** Begin TASK DATA **

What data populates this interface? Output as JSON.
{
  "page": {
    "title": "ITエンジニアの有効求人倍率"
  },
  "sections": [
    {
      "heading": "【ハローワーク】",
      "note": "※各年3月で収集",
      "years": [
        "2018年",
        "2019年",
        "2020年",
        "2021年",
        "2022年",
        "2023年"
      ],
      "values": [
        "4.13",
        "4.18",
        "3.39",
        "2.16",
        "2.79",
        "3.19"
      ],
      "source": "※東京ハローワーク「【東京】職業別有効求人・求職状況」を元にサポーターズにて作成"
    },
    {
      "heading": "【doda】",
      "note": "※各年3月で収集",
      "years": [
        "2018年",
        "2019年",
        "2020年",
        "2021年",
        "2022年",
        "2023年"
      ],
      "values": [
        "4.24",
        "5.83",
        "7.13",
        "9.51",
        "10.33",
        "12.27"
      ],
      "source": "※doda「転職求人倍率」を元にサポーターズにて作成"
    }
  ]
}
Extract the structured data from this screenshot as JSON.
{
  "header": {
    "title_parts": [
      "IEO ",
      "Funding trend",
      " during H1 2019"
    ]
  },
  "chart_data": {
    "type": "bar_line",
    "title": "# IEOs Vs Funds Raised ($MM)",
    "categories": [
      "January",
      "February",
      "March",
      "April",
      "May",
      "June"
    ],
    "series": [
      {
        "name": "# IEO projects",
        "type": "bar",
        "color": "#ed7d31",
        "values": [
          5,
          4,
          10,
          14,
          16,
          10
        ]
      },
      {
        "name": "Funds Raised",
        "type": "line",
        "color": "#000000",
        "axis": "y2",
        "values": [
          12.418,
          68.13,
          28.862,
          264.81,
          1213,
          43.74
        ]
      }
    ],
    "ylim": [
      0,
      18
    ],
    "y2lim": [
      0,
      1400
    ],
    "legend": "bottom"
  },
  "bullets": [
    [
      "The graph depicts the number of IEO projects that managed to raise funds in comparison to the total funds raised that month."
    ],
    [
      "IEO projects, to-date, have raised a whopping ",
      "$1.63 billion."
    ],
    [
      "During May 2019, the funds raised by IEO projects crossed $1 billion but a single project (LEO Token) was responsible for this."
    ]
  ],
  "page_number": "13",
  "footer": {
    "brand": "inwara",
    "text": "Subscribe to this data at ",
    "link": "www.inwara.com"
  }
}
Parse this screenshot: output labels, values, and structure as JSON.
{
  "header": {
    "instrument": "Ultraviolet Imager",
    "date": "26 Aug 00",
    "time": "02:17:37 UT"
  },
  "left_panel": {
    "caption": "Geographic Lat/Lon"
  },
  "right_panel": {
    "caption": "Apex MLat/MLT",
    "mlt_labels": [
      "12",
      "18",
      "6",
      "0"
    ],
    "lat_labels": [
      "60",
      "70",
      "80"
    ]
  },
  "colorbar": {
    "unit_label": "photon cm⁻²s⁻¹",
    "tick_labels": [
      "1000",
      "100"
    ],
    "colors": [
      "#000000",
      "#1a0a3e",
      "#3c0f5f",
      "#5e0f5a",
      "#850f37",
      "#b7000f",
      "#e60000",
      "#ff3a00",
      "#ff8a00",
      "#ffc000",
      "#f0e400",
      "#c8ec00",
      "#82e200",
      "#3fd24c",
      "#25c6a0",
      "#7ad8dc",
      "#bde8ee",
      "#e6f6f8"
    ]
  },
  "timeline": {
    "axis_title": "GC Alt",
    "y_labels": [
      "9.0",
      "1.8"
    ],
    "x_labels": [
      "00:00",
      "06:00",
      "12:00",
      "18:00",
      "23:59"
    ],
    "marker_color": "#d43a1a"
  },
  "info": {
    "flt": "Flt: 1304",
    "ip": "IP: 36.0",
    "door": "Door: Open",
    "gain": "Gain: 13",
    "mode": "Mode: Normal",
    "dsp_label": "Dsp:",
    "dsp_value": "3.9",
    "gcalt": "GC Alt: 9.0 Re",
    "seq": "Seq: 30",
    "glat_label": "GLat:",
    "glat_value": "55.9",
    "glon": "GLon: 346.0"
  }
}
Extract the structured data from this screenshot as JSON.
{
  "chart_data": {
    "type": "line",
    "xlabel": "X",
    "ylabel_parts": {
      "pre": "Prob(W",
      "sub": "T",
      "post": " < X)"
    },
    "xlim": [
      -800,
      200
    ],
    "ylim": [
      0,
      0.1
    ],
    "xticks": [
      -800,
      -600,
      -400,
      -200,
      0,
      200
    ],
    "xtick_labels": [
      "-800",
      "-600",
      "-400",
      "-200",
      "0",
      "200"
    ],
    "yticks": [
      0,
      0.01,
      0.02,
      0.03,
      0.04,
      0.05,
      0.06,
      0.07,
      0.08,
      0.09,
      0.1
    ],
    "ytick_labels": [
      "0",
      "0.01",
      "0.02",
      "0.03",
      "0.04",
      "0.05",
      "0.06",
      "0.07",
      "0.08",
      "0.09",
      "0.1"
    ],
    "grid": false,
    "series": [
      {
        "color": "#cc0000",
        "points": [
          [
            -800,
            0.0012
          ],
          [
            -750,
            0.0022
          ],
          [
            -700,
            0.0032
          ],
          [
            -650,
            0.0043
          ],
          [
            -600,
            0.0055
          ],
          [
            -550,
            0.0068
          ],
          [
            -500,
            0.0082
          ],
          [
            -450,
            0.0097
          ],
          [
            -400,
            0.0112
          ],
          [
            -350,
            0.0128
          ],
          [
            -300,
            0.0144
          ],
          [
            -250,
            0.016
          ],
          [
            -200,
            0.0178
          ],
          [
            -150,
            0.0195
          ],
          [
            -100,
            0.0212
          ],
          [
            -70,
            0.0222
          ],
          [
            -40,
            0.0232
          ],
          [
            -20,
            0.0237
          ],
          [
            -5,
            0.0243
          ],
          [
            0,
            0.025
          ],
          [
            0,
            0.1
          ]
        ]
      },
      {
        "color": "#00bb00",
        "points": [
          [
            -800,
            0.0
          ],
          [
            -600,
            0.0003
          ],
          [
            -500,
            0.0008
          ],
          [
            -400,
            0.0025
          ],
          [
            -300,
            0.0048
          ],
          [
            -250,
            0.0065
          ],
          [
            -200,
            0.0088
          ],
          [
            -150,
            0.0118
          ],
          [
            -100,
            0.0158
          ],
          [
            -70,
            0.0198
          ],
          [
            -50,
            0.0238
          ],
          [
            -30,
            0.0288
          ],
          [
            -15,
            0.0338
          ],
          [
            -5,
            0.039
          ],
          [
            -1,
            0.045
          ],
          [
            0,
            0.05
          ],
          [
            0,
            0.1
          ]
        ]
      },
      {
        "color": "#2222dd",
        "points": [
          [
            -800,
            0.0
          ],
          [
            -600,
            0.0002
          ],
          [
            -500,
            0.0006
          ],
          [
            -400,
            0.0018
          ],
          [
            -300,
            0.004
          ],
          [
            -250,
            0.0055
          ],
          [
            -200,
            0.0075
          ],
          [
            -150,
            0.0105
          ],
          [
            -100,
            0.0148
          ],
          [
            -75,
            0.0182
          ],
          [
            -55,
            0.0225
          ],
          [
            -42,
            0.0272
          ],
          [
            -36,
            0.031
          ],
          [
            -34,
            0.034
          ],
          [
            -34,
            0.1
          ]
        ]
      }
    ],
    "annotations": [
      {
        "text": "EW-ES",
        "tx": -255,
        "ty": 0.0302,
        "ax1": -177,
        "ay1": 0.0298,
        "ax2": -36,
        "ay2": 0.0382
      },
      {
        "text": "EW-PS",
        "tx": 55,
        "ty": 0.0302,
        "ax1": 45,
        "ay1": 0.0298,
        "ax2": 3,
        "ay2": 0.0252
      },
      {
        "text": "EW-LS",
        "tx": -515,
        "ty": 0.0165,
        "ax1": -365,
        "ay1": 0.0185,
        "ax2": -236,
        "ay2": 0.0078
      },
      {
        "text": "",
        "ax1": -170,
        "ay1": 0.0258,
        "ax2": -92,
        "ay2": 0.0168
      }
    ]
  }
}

** End TASK DATA **

WHAT IS NEEDED:
Find every line in the records that has the string "date", then state how many there are and nothing else.

CORRECT RESPONSE:
2